Segment Start: DATA IN THIS EXERCISE
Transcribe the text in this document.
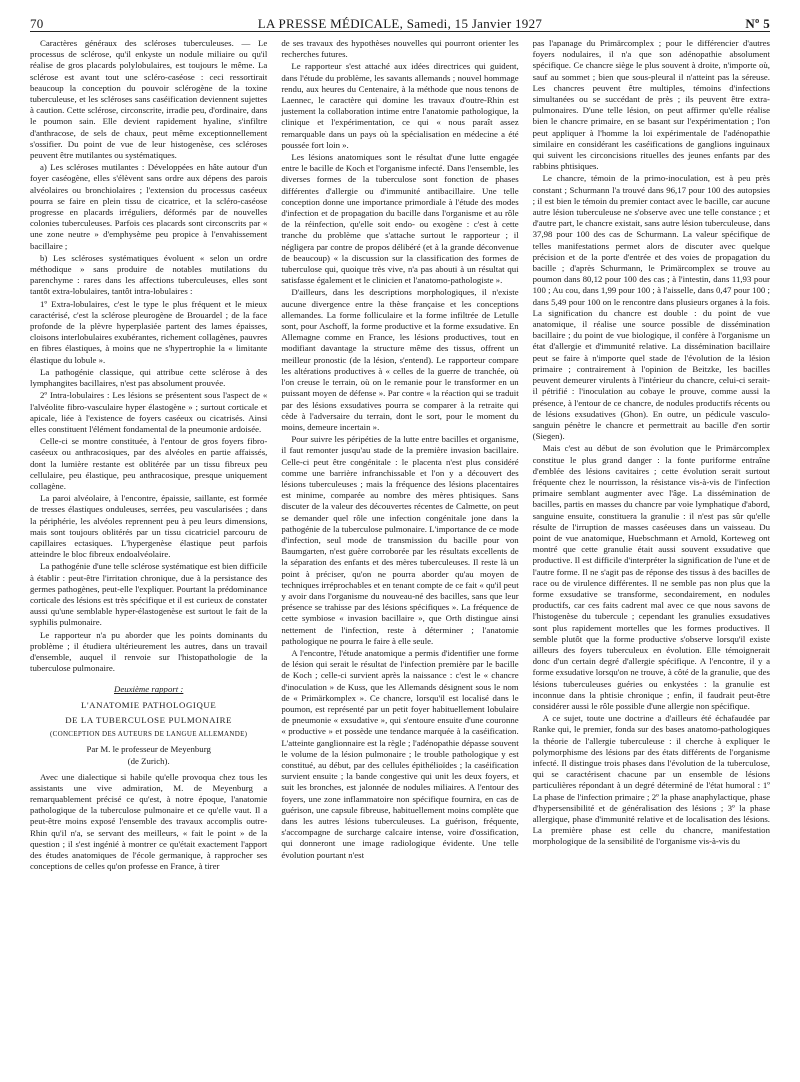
70	LA PRESSE MÉDICALE, Samedi, 15 Janvier 1927	Nº 5

Caractères généraux des scléroses tuberculeuses. — Le processus de sclérose, qu'il enkyste un nodule miliaire ou qu'il réalise de gros placards polylobulaires, est toujours le même. La sclérose est avant tout une scléro-caséose : ceci ressortirait beaucoup la conception du pouvoir sclérogène de la toxine tuberculeuse, et les scléroses sans caséification deviennent sujettes à caution. Cette sclérose, circonscrite, irradie peu, d'ordinaire, dans le poumon sain. Elle devient rapidement hyaline, s'infiltre d'anthracose, de sels de chaux, peut même exceptionnellement s'ossifier. Du point de vue de leur histogenèse, ces scléroses peuvent être mutilantes ou systématiques.

a) Les scléroses mutilantes : Développées en hâte autour d'un foyer caséogène, elles s'élèvent sans ordre aux dépens des parois alvéolaires ou bronchiolaires ; l'extension du processus caséeux pourra se faire en plein tissu de cicatrice, et la scléro-caséose progresse en placards irréguliers, déformés par de nouvelles colonies tuberculeuses. Parfois ces placards sont circonscrits par « une zone neutre » d'emphysème peu propice à l'envahissement bacillaire ;

b) Les scléroses systématiques évoluent « selon un ordre méthodique » sans produire de notables mutilations du parenchyme : rares dans les affections tuberculeuses, elles sont tantôt extra-lobulaires, tantôt intra-lobulaires :

1º Extra-lobulaires, c'est le type le plus fréquent et le mieux caractérisé, c'est la sclérose pleurogène de Brouardel ; de la face profonde de la plèvre hyperplasiée partent des lames épaisses, cloisons interlobulaires exubérantes, richement collagènes, pauvres en fibres élastiques, à moins que ne s'hypertrophie la « limitante élastique du lobule ».

La pathogénie classique, qui attribue cette sclérose à des lymphangites bacillaires, n'est pas absolument prouvée.

2º Intra-lobulaires : Les lésions se présentent sous l'aspect de « l'alvéolite fibro-vasculaire hyper élastogène » ; surtout corticale et apicale, liée à l'existence de foyers caséeux ou cicatrisés. Ainsi elles constituent l'élément fondamental de la pneumonie ardoisée.

Celle-ci se montre constituée, à l'entour de gros foyers fibro-caséeux ou anthracosiques, par des alvéoles en partie affaissés, dont la lumière restante est oblitérée par un tissu fibreux peu cellulaire, peu élastique, peu anthracosique, presque uniquement collagène.

La paroi alvéolaire, à l'encontre, épaissie, saillante, est formée de tresses élastiques onduleuses, serrées, peu vascularisées ; dans la périphérie, les alvéoles reprennent peu à peu leurs dimensions, mais sont toujours oblitérés par un tissu cicatriciel parcouru de capillaires ectasiques. L'hypergenèse élastique peut parfois atteindre le bloc fibreux endoalvéolaire.

La pathogénie d'une telle sclérose systématique est bien difficile à établir : peut-être l'irritation chronique, due à la persistance des germes pathogènes, peut-elle l'expliquer. Pourtant la prédominance corticale des lésions est très spécifique et il est curieux de constater aussi qu'une semblable hyper-élastogenèse est surtout le fait de la syphilis pulmonaire.

Le rapporteur n'a pu aborder que les points dominants du problème ; il étudiera ultérieurement les autres, dans un travail d'ensemble, auquel il renvoie sur l'histopathologie de la tuberculose pulmonaire.

Deuxième rapport :

L'ANATOMIE PATHOLOGIQUE

DE LA TUBERCULOSE PULMONAIRE

(CONCEPTION DES AUTEURS DE LANGUE ALLEMANDE)

Par M. le professeur de Meyenburg

(de Zurich).

Avec une dialectique si habile qu'elle provoqua chez tous les assistants une vive admiration, M. de Meyenburg a remarquablement précisé ce qu'est, à notre époque, l'anatomie pathologique de la tuberculose pulmonaire et ce qu'elle vaut. Il a peut-être moins exposé l'ensemble des travaux accomplis outre-Rhin qu'il n'a, se servant des meilleurs, « fait le point » de la question ; il s'est ingénié à montrer ce qu'était exactement l'apport des études anatomiques de l'école germanique, à rapprocher ses conceptions de celles qu'on professe en France, à tirer

de ses travaux des hypothèses nouvelles qui pourront orienter les recherches futures.

Le rapporteur s'est attaché aux idées directrices qui guident, dans l'étude du problème, les savants allemands ; nouvel hommage rendu, aux heures du Centenaire, à la méthode que nous tenons de Laennec, le caractère qui domine les travaux d'outre-Rhin est justement la collaboration intime entre l'anatomie pathologique, la clinique et l'expérimentation, ce qui « nous paraît assez remarquable dans un pays où la spécialisation en médecine a été poussée fort loin ».

Les lésions anatomiques sont le résultat d'une lutte engagée entre le bacille de Koch et l'organisme infecté. Dans l'ensemble, les diverses formes de la tuberculose sont fonction de phases différentes d'allergie ou d'immunité antibacillaire. Une telle conception donne une importance primordiale à l'étude des modes d'infection et de propagation du bacille dans l'organisme et au rôle de la réinfection, qu'elle soit endo- ou exogène : c'est à cette tranche du problème que s'attache surtout le rapporteur ; il négligera par contre de propos délibéré (et à la grande déconvenue de beaucoup) « la discussion sur la classification des formes de tuberculose qui, quoique très vive, n'a pas abouti à un résultat qui satisfasse également et le clinicien et l'anatomo-pathologiste ».

D'ailleurs, dans les descriptions morphologiques, il n'existe aucune divergence entre la thèse française et les conceptions allemandes. La forme folliculaire et la forme infiltrée de Letulle sont, pour Aschoff, la forme productive et la forme exsudative. En Allemagne comme en France, les lésions productives, tout en modifiant davantage la structure même des tissus, offrent un meilleur pronostic (de la lésion, s'entend). Le rapporteur compare les altérations productives à « celles de la guerre de tranchée, où l'on creuse le terrain, où on le remanie pour le transformer en un puissant moyen de défense ». Par contre « la réaction qui se traduit par des lésions exsudatives pourra se comparer à la retraite qui cède à l'adversaire du terrain, dont le sort, pour le moment du moins, demeure incertain ».

Pour suivre les péripéties de la lutte entre bacilles et organisme, il faut remonter jusqu'au stade de la première invasion bacillaire. Celle-ci peut être congénitale : le placenta n'est plus considéré comme une barrière infranchissable et l'on y a découvert des lésions tuberculeuses ; mais la fréquence des lésions placentaires est minime, comparée au nombre des mères phtisiques. Sans discuter de la valeur des découvertes récentes de Calmette, on peut se demander quel rôle une infection congénitale jone dans la pathogénie de la tuberculose pulmonaire. L'importance de ce mode d'infection, seul mode de transmission du bacille pour von Baumgarten, n'est guère corroborée par les résultats excellents de la séparation des enfants et des mères tuberculeuses. Il reste là un point à préciser, qu'on ne pourra aborder qu'au moyen de techniques irréprochables et en tenant compte de ce fait « qu'il peut y avoir dans l'organisme du nouveau-né des bacilles, sans que leur présence se trahisse par des lésions spécifiques ». La fréquence de cette symbiose « invasion bacillaire », que Orth distingue ainsi nettement de l'infection, reste à déterminer ; l'anatomie pathologique ne pourra le faire à elle seule.

A l'encontre, l'étude anatomique a permis d'identifier une forme de lésion qui serait le résultat de l'infection première par le bacille de Koch ; celle-ci survient après la naissance : c'est le « chancre d'inoculation » de Kuss, que les Allemands désignent sous le nom de « Primärkomplex ». Ce chancre, lorsqu'il est localisé dans le poumon, est représenté par un petit foyer habituellement lobulaire de pneumonie « exsudative », qui s'entoure ensuite d'une couronne « productive » et possède une tendance marquée à la caséification. L'atteinte ganglionnaire est la règle ; l'adénopathie dépasse souvent le volume de la lésion pulmonaire ; le trouble pathologique y est constitué, au début, par des cellules épithélioïdes ; la caséification survient ensuite ; la bande congestive qui unit les deux foyers, et suit les bronches, est jalonnée de nodules miliaires. A l'entour des foyers, une zone inflammatoire non spécifique fournira, en cas de guérison, une capsule fibreuse, habituellement moins complète que dans les autres lésions tuberculeuses. La guérison, fréquente, s'accompagne de surcharge calcaire intense, voire d'ossification, qui donneront une image radiologique évidente. Une telle évolution pourtant n'est

pas l'apanage du Primärcomplex ; pour le différencier d'autres foyers nodulaires, il n'a que son adénopathie absolument spécifique. Ce chancre siège le plus souvent à droite, n'importe où, sauf au sommet ; bien que sous-pleural il n'atteint pas la séreuse. Les chancres peuvent être multiples, témoins d'infections simultanées ou se succédant de près ; ils peuvent être extra-pulmonaires. D'une telle lésion, on peut affirmer qu'elle réalise bien le chancre primaire, en se basant sur l'expérimentation ; l'on peut appliquer à l'homme la loi expérimentale de l'adénopathie similaire en considérant les caséifications de ganglions inguinaux qui suivent les circoncisions rituelles des jeunes enfants par des rabbins phtisiques.

Le chancre, témoin de la primo-inoculation, est à peu près constant ; Schurmann l'a trouvé dans 96,17 pour 100 des autopsies ; il est bien le témoin du premier contact avec le bacille, car aucune autre lésion tuberculeuse ne s'observe avec une telle constance ; et d'autre part, le chancre existait, sans autre lésion tuberculeuse, dans 37,98 pour 100 des cas de Schurmann. La valeur spécifique de telles manifestations permet alors de discuter avec quelque précision et de la porte d'entrée et des voies de propagation du bacille ; d'après Schurmann, le Primärcomplex se trouve au poumon dans 80,12 pour 100 des cas ; à l'intestin, dans 11,93 pour 100 ; Au cou, dans 1,99 pour 100 ; à l'aisselle, dans 0,47 pour 100 ; dans 5,49 pour 100 on le rencontre dans plusieurs organes à la fois. La signification du chancre est double : du point de vue anatomique, il réalise une source possible de dissémination bacillaire ; du point de vue biologique, il confère à l'organisme un état d'allergie et d'immunité relative. La dissémination bacillaire peut se faire à n'importe quel stade de l'évolution de la lésion primaire ; contrairement à l'opinion de Beitzke, les bacilles peuvent demeurer virulents à l'intérieur du chancre, celui-ci serait-il pétrifié : l'inoculation au cobaye le prouve, comme aussi la présence, à l'entour de ce chancre, de nodules productifs récents ou de lésions exsudatives (Ghon). En outre, un pédicule vasculo-sanguin pénètre le chancre et permettrait au bacille d'en sortir (Siegen).

Mais c'est au début de son évolution que le Primärcomplex constitue le plus grand danger : la fonte puriforme entraîne d'emblée des lésions cavitaires ; cette évolution serait surtout fréquente chez le nourrisson, la résistance vis-à-vis de l'infection primaire semblant augmenter avec l'âge. La dissémination de bacilles, partis en masses du chancre par voie lymphatique d'abord, sanguine ensuite, constituera la granulie : il n'est pas sûr qu'elle résulte de l'irruption de masses caséeuses dans un vaisseau. Du point de vue anatomique, Huebschmann et Arnold, Korteweg ont montré que cette granulie était aussi souvent exsudative que productive. Il est difficile d'interpréter la signification de l'une et de l'autre forme. Il ne s'agit pas de réponse des tissus à des bacilles de race ou de virulence différentes. Il ne semble pas non plus que la forme exsudative se transforme, secondairement, en nodules productifs, car ces faits cadrent mal avec ce que nous savons de l'histogenèse du tubercule ; cependant les granulies exsudatives sont plus rapidement mortelles que les formes productives. Il semble plutôt que la forme productive s'observe lorsqu'il existe ailleurs des foyers tuberculeux en évolution. Elle témoignerait donc d'un certain degré d'allergie spécifique. A l'encontre, il y a forme exsudative lorsqu'on ne trouve, à côté de la granulie, que des lésions tuberculeuses guéries ou enkystées : la granulie est inconnue dans la phtisie chronique ; enfin, il faudrait peut-être considérer aussi le rôle possible d'une allergie non spécifique.

A ce sujet, toute une doctrine a d'ailleurs été échafaudée par Ranke qui, le premier, fonda sur des bases anatomo-pathologiques la théorie de l'allergie tuberculeuse : il cherche à expliquer le polymorphisme des lésions par des états différents de l'organisme infecté. Il distingue trois phases dans l'évolution de la tuberculose, qui se caractérisent chacune par un ensemble de lésions particulières répondant à un degré déterminé de l'état humoral : 1º La phase de l'infection primaire ; 2º la phase anaphylactique, phase d'hypersensibilité et de généralisation des lésions ; 3º la phase allergique, phase d'immunité relative et de localisation des lésions. La première phase est celle du chancre, manifestation morphologique de la sensibilité de l'organisme vis-à-vis du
Segment End: DATA IN THIS EXERCISE
**WORK TASK:**
Tally the lines of the data that contain the string "caséeux" and report the total alone.

**WRITTEN SOLUTION:**
3